Records for this task

======

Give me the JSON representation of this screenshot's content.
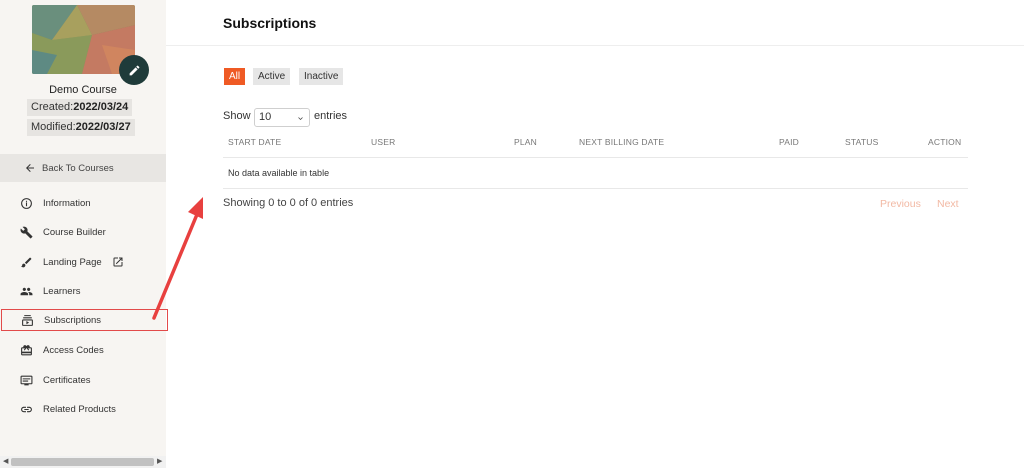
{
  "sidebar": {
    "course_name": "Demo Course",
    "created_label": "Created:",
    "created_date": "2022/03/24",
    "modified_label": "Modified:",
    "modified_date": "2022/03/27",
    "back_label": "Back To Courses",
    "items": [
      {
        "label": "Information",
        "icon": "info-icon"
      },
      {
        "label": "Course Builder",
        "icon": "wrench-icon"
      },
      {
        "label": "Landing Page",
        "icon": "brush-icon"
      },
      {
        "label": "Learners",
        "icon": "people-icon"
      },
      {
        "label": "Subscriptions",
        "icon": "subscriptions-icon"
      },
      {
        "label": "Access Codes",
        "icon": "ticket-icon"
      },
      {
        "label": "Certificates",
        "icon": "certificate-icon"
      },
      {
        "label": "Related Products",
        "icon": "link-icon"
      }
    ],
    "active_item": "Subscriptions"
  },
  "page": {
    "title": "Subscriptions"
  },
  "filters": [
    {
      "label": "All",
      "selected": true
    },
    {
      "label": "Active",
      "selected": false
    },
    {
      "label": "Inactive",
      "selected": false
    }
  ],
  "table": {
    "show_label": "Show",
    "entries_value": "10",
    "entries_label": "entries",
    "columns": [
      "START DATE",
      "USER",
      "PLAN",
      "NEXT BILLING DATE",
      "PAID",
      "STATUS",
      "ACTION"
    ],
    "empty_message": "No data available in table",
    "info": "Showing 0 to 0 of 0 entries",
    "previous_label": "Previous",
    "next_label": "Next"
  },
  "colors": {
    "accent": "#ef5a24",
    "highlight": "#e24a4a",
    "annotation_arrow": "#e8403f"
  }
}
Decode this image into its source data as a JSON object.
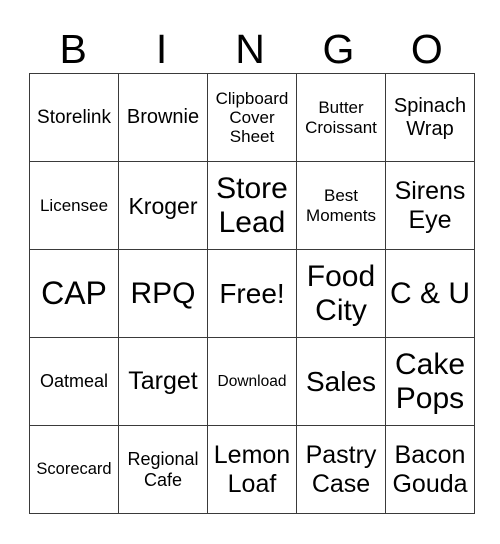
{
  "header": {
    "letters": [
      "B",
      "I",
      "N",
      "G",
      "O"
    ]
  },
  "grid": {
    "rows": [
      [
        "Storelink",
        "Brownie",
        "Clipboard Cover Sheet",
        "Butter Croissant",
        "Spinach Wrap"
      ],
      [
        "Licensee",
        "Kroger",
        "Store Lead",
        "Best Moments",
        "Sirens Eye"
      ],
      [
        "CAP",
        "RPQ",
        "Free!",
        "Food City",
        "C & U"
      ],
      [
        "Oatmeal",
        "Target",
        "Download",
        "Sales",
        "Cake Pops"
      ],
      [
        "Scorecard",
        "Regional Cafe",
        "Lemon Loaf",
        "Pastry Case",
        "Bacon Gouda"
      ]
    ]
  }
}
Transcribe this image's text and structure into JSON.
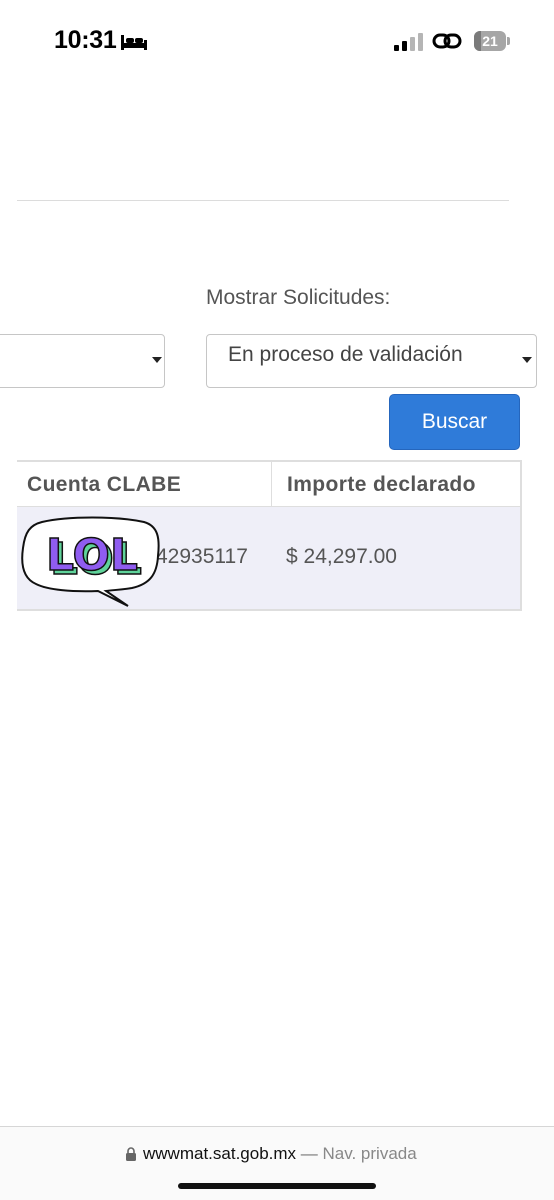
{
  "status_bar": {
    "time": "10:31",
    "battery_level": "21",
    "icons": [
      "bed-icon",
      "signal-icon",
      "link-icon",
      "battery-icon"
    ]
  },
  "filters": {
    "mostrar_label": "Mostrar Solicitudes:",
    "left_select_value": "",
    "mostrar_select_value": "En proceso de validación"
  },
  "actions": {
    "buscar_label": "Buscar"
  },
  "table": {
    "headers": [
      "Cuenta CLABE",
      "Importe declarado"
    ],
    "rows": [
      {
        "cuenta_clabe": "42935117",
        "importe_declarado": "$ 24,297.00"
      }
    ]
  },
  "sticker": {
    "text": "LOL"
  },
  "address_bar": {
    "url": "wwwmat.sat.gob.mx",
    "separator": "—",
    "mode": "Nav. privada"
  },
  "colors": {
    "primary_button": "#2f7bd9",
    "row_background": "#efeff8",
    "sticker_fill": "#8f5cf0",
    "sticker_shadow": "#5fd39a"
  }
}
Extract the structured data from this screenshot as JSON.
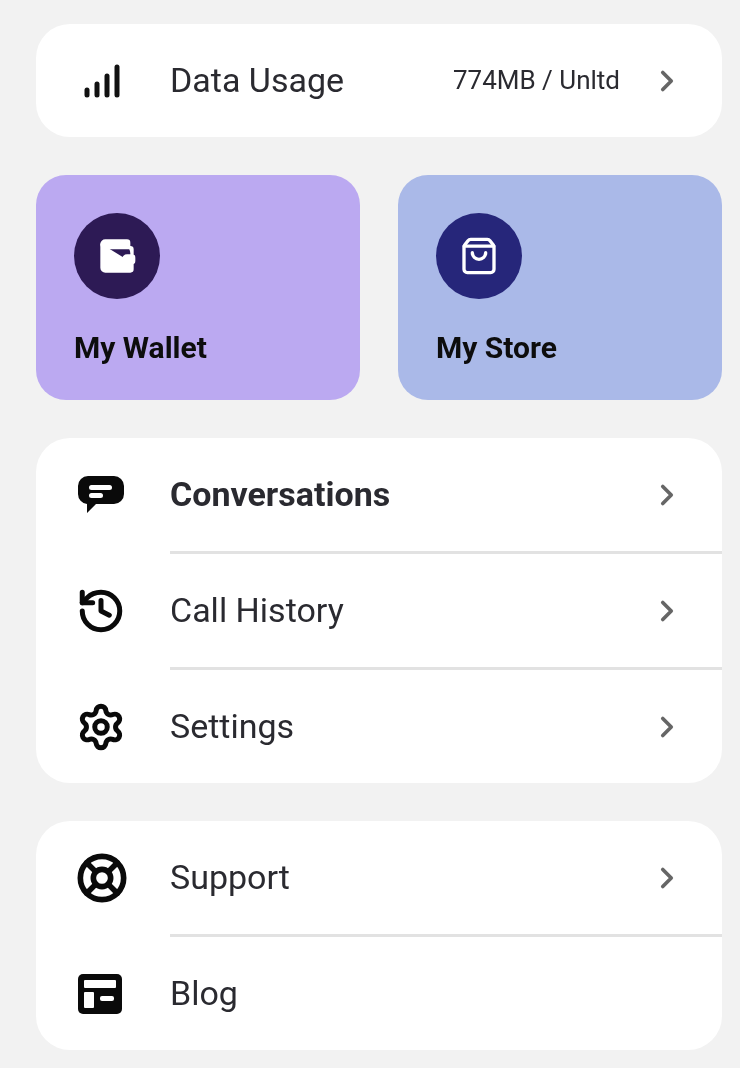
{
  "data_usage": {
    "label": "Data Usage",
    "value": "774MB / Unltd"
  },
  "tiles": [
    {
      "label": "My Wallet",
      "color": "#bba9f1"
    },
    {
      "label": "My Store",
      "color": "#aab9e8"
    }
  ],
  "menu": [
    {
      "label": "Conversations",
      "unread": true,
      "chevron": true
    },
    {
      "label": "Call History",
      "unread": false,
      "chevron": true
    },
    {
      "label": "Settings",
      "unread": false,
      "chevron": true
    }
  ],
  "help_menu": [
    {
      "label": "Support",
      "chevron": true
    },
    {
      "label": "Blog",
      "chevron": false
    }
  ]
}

======

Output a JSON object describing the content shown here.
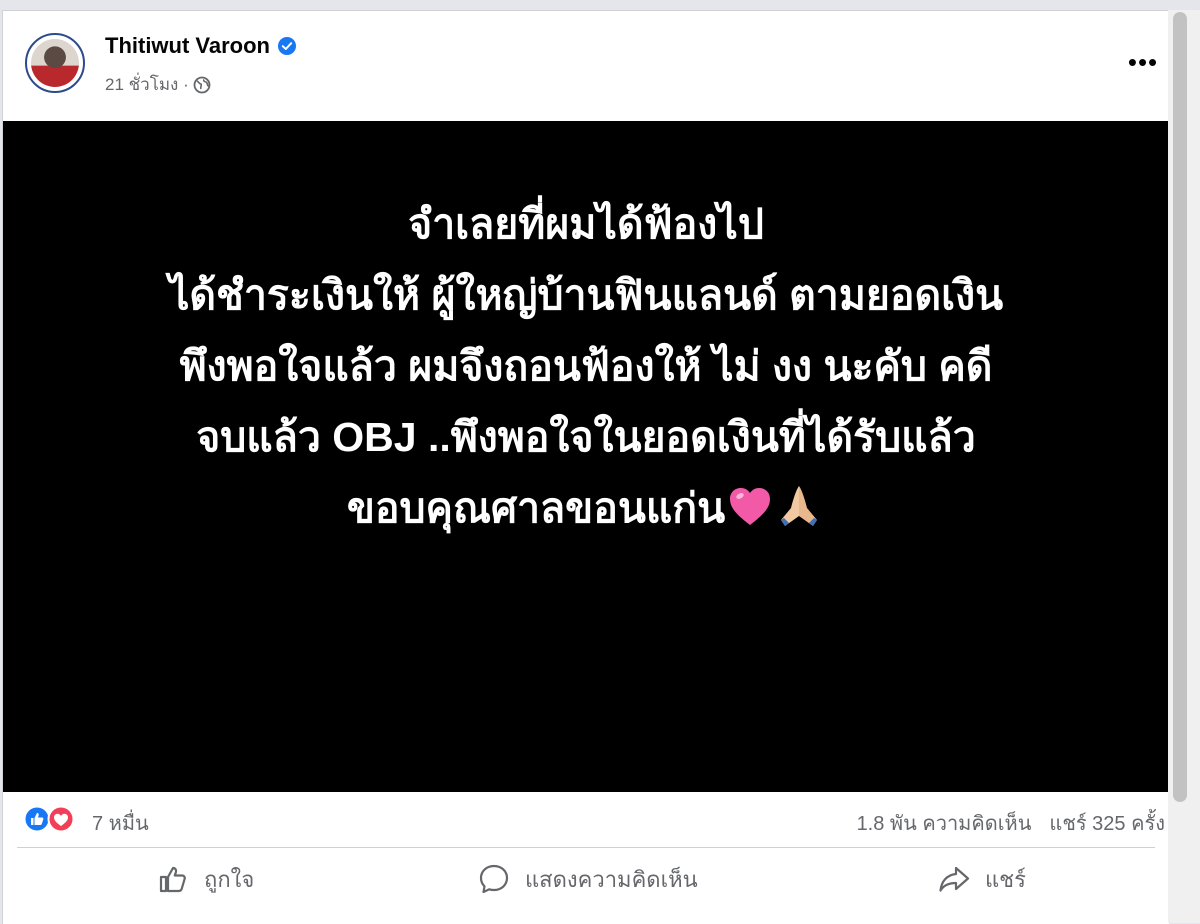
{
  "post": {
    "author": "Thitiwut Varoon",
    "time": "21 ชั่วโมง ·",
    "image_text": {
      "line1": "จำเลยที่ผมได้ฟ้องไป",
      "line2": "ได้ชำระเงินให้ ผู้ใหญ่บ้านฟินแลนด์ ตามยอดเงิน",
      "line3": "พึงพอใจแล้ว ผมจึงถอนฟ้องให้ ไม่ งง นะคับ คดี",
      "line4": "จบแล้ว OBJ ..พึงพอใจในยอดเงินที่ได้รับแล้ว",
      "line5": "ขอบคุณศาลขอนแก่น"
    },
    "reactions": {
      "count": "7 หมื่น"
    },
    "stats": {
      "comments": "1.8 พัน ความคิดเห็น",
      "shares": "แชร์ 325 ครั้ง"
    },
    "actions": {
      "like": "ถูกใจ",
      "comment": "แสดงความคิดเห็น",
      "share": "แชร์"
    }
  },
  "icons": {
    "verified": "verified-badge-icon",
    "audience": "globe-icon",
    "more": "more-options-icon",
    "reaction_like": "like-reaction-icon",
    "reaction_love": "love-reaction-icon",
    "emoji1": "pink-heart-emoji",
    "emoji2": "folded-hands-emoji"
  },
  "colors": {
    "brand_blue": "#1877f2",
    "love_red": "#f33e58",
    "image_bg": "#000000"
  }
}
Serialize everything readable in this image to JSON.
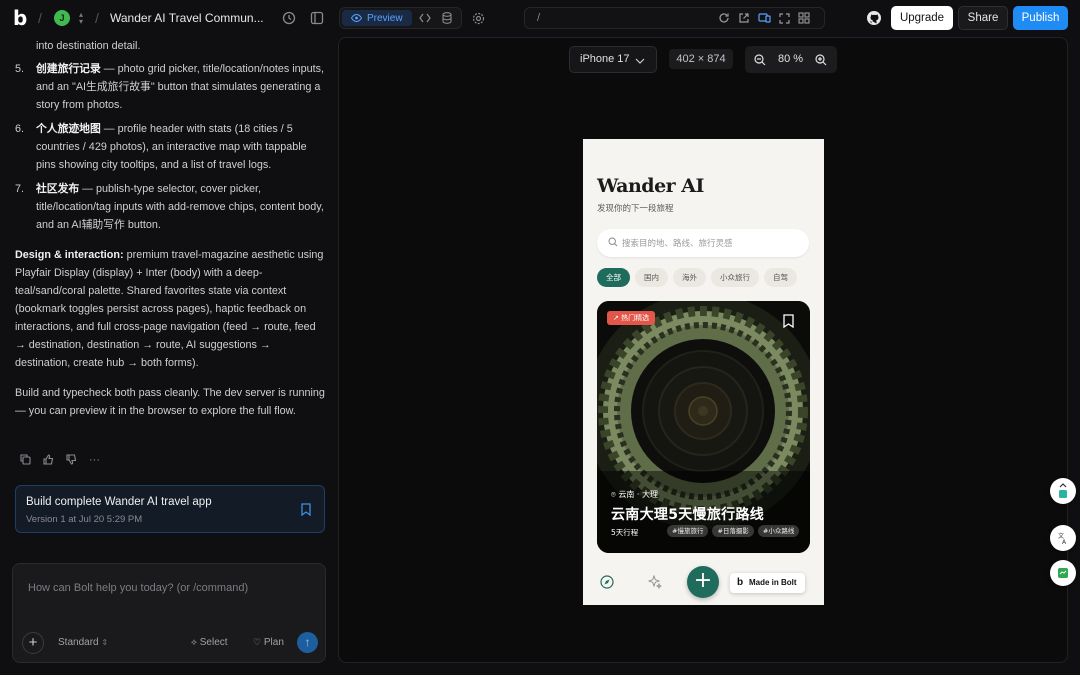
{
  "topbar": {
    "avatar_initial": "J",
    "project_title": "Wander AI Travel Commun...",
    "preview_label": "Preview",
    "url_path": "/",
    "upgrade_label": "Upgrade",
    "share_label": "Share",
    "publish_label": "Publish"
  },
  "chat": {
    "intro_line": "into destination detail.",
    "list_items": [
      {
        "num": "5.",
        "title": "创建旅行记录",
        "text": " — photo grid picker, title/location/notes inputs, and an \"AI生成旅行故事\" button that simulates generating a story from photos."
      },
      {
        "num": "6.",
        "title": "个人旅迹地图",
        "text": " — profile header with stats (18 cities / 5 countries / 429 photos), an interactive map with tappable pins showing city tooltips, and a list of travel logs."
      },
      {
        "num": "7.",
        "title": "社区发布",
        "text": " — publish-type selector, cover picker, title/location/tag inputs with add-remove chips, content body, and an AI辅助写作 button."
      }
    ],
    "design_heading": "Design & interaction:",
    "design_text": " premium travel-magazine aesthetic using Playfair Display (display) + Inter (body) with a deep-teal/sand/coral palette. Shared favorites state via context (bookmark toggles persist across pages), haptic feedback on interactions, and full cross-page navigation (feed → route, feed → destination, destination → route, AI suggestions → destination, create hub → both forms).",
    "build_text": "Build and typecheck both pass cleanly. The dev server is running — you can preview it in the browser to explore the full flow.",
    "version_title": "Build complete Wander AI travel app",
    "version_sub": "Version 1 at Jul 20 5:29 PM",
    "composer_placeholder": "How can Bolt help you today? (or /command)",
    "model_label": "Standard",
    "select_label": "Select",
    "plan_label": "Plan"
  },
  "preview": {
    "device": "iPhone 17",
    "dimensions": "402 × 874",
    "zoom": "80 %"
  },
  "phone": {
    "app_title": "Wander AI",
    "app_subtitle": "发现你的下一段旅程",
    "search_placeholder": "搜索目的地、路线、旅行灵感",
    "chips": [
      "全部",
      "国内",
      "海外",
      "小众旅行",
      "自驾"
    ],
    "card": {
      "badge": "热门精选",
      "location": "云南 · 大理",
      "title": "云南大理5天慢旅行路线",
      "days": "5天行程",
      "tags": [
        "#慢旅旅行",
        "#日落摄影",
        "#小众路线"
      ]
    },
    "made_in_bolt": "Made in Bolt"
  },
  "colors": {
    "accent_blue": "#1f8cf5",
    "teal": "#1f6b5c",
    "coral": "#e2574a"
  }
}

======

Copy out every line of the listing that contains the string "like".

Solved problem
      "like": "ถูกใจ",
    "reaction_like": "like-reaction-icon",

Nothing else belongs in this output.